WHAT IS EXPECTED:
Look for "OCR this image." in the listing below, then copy exactly the line it appears in and all lines after it to the end, and nothing more.

RECORD EXTRACTS:
----

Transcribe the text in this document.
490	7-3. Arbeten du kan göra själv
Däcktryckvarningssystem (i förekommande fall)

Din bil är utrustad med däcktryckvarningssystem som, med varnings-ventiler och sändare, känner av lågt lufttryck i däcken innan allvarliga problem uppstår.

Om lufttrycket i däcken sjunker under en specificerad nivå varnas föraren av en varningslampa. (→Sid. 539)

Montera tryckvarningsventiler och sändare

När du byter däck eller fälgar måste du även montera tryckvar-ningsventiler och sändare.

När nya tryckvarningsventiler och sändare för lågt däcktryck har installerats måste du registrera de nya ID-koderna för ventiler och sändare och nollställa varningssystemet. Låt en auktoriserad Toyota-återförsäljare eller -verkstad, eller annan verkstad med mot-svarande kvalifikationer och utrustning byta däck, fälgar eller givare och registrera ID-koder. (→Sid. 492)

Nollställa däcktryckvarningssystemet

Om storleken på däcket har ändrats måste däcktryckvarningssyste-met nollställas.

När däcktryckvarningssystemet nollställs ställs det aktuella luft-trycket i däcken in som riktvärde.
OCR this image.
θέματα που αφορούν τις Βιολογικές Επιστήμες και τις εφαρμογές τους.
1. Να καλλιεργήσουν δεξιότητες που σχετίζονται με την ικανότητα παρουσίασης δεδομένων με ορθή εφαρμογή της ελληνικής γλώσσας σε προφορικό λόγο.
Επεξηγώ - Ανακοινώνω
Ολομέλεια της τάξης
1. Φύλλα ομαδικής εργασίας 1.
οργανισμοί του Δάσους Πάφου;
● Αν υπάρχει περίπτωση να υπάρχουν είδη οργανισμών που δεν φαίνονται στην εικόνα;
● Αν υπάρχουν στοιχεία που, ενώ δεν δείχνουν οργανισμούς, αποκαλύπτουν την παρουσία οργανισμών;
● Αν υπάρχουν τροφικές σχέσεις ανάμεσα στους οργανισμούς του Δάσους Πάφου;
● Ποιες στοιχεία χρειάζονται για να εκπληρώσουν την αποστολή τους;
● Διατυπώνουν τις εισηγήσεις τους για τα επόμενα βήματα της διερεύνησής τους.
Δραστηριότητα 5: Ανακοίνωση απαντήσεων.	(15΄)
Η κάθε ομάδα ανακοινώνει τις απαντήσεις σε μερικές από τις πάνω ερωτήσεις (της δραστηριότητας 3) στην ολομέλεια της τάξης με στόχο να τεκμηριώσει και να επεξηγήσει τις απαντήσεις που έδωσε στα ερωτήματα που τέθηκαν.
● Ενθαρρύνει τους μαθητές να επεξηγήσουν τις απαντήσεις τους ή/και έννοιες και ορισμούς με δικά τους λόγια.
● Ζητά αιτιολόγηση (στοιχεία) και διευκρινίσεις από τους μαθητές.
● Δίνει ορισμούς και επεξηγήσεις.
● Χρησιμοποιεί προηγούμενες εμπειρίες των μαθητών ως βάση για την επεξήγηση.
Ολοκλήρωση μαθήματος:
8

----

SOLUTION FOR THIS TASK:
OCR this image.
θέματα που αφορούν τις Βιολογικές Επιστήμες και τις εφαρμογές τους.
1. Να καλλιεργήσουν δεξιότητες που σχετίζονται με την ικανότητα παρουσίασης δεδομένων με ορθή εφαρμογή της ελληνικής γλώσσας σε προφορικό λόγο.
Επεξηγώ - Ανακοινώνω
Ολομέλεια της τάξης
1. Φύλλα ομαδικής εργασίας 1.
οργανισμοί του Δάσους Πάφου;
● Αν υπάρχει περίπτωση να υπάρχουν είδη οργανισμών που δεν φαίνονται στην εικόνα;
● Αν υπάρχουν στοιχεία που, ενώ δεν δείχνουν οργανισμούς, αποκαλύπτουν την παρουσία οργανισμών;
● Αν υπάρχουν τροφικές σχέσεις ανάμεσα στους οργανισμούς του Δάσους Πάφου;
● Ποιες στοιχεία χρειάζονται για να εκπληρώσουν την αποστολή τους;
● Διατυπώνουν τις εισηγήσεις τους για τα επόμενα βήματα της διερεύνησής τους.
Δραστηριότητα 5: Ανακοίνωση απαντήσεων.	(15΄)
Η κάθε ομάδα ανακοινώνει τις απαντήσεις σε μερικές από τις πάνω ερωτήσεις (της δραστηριότητας 3) στην ολομέλεια της τάξης με στόχο να τεκμηριώσει και να επεξηγήσει τις απαντήσεις που έδωσε στα ερωτήματα που τέθηκαν.
● Ενθαρρύνει τους μαθητές να επεξηγήσουν τις απαντήσεις τους ή/και έννοιες και ορισμούς με δικά τους λόγια.
● Ζητά αιτιολόγηση (στοιχεία) και διευκρινίσεις από τους μαθητές.
● Δίνει ορισμούς και επεξηγήσεις.
● Χρησιμοποιεί προηγούμενες εμπειρίες των μαθητών ως βάση για την επεξήγηση.
Ολοκλήρωση μαθήματος:
8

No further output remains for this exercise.